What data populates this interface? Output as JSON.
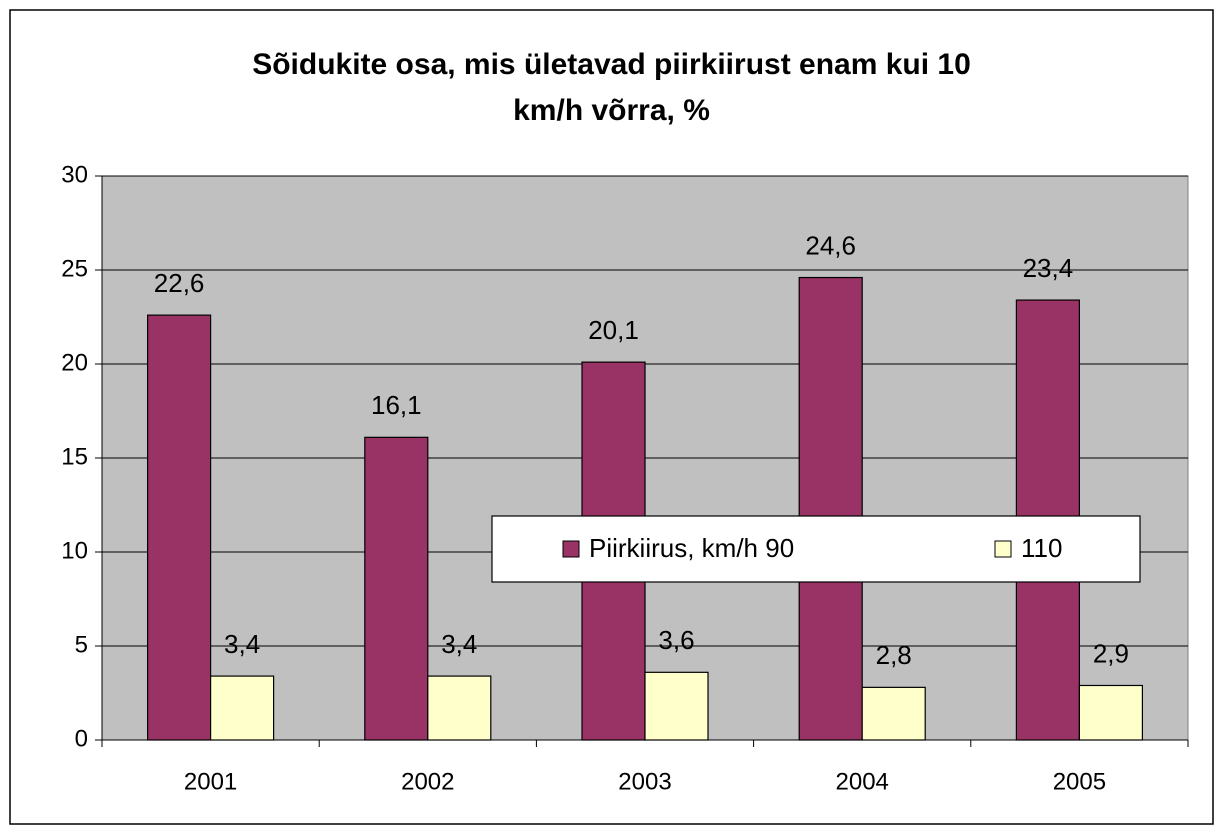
{
  "chart_data": {
    "type": "bar",
    "title": "Sõidukite osa, mis ületavad piirkiirust enam kui 10 km/h võrra, %",
    "categories": [
      "2001",
      "2002",
      "2003",
      "2004",
      "2005"
    ],
    "series": [
      {
        "name": "Piirkiirus, km/h 90",
        "color": "#993366",
        "values": [
          22.6,
          16.1,
          20.1,
          24.6,
          23.4
        ],
        "value_labels": [
          "22,6",
          "16,1",
          "20,1",
          "24,6",
          "23,4"
        ]
      },
      {
        "name": "110",
        "color": "#ffffcc",
        "values": [
          3.4,
          3.4,
          3.6,
          2.8,
          2.9
        ],
        "value_labels": [
          "3,4",
          "3,4",
          "3,6",
          "2,8",
          "2,9"
        ]
      }
    ],
    "ylim": [
      0,
      30
    ],
    "yticks": [
      0,
      5,
      10,
      15,
      20,
      25,
      30
    ],
    "grid": true,
    "plot_background": "#c0c0c0",
    "legend": "center-right"
  }
}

◇ ◇ ◇ ◇

• Directive
Without including the pictures, return each record above exactly as it stands.

• Exercise result
What data populates this interface? Output as JSON.
{
  "chart_data": {
    "type": "bar",
    "title": "Sõidukite osa, mis ületavad piirkiirust enam kui 10 km/h võrra, %",
    "categories": [
      "2001",
      "2002",
      "2003",
      "2004",
      "2005"
    ],
    "series": [
      {
        "name": "Piirkiirus, km/h 90",
        "color": "#993366",
        "values": [
          22.6,
          16.1,
          20.1,
          24.6,
          23.4
        ],
        "value_labels": [
          "22,6",
          "16,1",
          "20,1",
          "24,6",
          "23,4"
        ]
      },
      {
        "name": "110",
        "color": "#ffffcc",
        "values": [
          3.4,
          3.4,
          3.6,
          2.8,
          2.9
        ],
        "value_labels": [
          "3,4",
          "3,4",
          "3,6",
          "2,8",
          "2,9"
        ]
      }
    ],
    "ylim": [
      0,
      30
    ],
    "yticks": [
      0,
      5,
      10,
      15,
      20,
      25,
      30
    ],
    "grid": true,
    "plot_background": "#c0c0c0",
    "legend": "center-right"
  }
}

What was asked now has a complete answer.